*Do this*: What lines of the data include the string "sheet"? Copy them all.

*Dataset excerpts*:
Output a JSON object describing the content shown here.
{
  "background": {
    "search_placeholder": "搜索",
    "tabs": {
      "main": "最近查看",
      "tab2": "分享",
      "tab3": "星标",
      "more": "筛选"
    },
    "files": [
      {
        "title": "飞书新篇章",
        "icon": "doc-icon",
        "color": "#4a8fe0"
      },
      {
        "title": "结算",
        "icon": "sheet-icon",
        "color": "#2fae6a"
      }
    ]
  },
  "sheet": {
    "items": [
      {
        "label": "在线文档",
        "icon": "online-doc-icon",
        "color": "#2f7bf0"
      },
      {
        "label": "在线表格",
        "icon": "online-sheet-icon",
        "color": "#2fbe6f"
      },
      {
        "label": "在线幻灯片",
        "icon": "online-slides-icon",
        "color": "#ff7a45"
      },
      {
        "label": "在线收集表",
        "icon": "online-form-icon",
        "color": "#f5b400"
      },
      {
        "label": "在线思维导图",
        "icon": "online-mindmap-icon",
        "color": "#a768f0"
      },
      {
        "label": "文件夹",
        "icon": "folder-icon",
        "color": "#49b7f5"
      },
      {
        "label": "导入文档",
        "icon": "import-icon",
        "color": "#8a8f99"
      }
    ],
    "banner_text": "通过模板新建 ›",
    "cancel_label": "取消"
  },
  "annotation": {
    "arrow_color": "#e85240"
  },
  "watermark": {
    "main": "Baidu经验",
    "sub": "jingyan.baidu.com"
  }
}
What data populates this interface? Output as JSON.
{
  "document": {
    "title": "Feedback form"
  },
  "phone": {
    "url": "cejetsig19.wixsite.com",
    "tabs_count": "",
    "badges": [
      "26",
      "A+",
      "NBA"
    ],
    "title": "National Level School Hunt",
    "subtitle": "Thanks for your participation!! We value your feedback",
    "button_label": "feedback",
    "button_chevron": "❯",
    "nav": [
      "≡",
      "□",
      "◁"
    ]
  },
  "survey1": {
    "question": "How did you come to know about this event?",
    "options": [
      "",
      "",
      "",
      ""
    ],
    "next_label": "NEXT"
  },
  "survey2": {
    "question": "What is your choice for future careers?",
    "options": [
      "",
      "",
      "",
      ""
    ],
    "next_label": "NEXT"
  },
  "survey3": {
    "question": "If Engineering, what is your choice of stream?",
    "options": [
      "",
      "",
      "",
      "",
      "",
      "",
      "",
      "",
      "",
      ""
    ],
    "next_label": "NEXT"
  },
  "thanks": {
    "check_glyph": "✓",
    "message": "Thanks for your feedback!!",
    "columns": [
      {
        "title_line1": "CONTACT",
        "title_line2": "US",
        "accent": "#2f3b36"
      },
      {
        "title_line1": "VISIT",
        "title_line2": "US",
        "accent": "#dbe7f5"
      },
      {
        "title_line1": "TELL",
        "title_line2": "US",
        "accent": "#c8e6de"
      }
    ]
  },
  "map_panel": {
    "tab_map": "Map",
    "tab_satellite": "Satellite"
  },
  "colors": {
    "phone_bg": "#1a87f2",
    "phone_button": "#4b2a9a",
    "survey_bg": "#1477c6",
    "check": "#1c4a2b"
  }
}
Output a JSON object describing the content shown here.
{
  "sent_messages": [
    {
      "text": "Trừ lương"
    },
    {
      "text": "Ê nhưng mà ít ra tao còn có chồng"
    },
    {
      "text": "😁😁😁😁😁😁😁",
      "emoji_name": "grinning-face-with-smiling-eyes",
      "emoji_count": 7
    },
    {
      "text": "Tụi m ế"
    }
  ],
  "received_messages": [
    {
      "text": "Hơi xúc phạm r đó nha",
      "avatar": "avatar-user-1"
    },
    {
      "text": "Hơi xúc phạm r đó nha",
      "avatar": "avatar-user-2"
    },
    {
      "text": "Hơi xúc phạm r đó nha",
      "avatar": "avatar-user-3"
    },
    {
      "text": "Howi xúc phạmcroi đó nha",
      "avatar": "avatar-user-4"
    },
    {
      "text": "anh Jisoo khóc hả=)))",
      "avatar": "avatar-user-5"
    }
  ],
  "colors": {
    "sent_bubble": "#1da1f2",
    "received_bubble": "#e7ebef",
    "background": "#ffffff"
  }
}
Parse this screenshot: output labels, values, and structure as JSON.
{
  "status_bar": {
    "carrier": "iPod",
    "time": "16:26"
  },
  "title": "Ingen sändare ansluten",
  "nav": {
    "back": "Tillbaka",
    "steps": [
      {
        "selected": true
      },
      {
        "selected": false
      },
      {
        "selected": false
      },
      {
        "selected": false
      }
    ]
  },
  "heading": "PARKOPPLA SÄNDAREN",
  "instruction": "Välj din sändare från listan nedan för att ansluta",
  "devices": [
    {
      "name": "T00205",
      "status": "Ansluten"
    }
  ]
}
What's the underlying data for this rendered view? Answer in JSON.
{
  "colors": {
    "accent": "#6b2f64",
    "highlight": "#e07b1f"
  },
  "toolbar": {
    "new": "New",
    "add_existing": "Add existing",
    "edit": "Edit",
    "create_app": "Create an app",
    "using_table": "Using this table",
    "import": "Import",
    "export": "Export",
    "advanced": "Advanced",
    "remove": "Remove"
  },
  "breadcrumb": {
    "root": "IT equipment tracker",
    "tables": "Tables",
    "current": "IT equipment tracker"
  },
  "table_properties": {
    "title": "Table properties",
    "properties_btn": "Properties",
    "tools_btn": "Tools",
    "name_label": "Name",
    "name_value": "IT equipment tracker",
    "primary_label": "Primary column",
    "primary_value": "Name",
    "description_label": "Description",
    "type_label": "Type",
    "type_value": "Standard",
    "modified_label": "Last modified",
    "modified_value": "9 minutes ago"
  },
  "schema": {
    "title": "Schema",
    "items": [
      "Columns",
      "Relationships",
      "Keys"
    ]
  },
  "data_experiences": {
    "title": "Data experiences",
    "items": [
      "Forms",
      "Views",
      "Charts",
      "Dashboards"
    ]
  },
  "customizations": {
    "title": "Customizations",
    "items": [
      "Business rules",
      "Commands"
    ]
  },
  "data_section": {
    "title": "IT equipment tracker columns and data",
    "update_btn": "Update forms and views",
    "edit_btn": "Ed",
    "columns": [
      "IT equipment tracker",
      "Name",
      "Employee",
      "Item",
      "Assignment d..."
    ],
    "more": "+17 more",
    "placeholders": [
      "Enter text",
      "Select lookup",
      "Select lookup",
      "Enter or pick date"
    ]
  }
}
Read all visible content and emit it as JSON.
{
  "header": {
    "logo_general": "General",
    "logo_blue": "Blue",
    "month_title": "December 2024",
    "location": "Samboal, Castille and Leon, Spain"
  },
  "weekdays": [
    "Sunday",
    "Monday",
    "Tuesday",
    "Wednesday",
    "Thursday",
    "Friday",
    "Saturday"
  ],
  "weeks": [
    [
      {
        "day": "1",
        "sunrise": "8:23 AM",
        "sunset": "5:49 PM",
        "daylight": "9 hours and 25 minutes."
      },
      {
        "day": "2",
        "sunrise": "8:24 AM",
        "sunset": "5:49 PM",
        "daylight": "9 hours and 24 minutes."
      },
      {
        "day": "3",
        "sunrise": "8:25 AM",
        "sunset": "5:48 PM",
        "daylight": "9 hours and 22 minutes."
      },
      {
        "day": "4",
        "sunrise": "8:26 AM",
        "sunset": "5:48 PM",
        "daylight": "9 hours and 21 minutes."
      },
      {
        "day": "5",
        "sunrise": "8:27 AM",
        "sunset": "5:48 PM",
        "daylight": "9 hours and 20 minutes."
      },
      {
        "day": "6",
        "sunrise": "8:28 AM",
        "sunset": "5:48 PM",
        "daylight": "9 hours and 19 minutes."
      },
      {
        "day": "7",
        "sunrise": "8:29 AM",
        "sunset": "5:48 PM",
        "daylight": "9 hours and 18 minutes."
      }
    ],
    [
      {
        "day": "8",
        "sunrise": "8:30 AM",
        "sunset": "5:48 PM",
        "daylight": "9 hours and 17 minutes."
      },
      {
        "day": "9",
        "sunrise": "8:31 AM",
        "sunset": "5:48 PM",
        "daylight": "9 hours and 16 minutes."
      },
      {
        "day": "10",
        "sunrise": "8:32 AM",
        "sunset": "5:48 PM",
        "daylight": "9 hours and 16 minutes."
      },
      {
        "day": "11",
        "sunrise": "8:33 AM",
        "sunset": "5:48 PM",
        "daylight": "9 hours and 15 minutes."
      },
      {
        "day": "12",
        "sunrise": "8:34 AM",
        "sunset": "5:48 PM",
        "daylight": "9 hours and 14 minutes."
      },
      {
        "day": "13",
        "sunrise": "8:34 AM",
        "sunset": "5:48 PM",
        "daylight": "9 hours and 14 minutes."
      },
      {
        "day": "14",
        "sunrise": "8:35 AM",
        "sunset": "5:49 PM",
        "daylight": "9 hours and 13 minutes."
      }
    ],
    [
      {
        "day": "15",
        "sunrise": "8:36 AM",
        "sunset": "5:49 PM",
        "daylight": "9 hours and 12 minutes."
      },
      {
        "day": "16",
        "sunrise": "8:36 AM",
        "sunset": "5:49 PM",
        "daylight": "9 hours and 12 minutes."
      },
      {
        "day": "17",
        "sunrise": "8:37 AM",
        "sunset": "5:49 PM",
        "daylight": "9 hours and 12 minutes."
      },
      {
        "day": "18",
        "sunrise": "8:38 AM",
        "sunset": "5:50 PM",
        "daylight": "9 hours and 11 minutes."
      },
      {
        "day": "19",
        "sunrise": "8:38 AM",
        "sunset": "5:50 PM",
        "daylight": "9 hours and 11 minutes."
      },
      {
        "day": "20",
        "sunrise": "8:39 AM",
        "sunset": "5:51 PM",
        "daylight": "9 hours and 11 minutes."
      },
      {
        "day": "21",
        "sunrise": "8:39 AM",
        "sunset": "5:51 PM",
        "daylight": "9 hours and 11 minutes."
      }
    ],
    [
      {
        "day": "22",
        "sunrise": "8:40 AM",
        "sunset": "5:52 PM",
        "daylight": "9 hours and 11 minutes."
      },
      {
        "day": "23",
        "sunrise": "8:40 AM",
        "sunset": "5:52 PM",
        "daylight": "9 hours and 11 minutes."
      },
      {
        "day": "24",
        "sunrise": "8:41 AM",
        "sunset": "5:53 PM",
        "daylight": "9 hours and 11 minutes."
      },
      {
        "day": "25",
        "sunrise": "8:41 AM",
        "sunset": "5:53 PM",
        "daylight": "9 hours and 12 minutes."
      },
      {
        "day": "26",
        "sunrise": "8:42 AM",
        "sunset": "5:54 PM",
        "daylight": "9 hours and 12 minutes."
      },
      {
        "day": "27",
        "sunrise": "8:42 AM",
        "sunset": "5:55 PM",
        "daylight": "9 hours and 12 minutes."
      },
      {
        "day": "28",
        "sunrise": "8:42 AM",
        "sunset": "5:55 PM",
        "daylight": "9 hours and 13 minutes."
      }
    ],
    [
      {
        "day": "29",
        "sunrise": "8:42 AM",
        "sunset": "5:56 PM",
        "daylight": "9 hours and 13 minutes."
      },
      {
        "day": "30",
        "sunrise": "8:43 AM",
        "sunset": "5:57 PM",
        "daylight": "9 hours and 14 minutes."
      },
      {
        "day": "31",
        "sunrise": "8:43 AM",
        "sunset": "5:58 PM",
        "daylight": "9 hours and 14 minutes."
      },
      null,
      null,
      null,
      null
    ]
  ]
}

*Task answer*:
        "icon": "sheet-icon",
  "sheet": {
        "icon": "online-sheet-icon",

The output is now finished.